*Task directions:* Pick out every line holding the string "term" and copy it.

[Dataset entries]

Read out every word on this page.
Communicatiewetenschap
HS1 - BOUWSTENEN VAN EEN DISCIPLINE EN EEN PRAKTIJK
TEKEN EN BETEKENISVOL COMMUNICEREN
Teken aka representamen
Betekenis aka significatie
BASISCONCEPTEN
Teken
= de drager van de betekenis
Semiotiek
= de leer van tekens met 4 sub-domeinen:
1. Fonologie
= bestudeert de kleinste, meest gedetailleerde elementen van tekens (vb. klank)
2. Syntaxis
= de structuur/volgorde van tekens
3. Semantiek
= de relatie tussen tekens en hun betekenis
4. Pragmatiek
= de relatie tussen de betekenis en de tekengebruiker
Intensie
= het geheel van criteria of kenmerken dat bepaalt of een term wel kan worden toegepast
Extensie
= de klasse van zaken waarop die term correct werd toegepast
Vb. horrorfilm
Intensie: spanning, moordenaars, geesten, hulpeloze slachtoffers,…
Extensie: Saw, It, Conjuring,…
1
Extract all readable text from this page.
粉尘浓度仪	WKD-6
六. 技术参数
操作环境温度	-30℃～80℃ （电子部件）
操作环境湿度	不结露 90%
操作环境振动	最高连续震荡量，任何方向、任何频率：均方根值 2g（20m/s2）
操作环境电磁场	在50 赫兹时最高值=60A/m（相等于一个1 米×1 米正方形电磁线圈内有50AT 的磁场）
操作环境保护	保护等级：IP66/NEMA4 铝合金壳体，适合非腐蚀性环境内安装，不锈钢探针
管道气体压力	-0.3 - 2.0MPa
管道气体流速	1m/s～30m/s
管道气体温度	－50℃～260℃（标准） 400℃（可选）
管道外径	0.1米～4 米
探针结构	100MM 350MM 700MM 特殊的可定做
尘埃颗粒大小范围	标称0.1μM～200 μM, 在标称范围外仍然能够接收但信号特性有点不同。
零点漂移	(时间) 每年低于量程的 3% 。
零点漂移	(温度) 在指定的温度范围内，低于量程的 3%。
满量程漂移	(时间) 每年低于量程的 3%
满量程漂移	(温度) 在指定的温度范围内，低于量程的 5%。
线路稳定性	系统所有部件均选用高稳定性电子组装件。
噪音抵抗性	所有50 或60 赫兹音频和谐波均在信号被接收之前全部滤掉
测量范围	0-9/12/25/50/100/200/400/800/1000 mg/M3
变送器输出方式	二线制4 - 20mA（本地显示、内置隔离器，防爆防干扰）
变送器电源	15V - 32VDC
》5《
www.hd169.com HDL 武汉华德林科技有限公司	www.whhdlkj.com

*In response:*
= het geheel van criteria of kenmerken dat bepaalt of een term wel kan worden toegepast
= de klasse van zaken waarop die term correct werd toegepast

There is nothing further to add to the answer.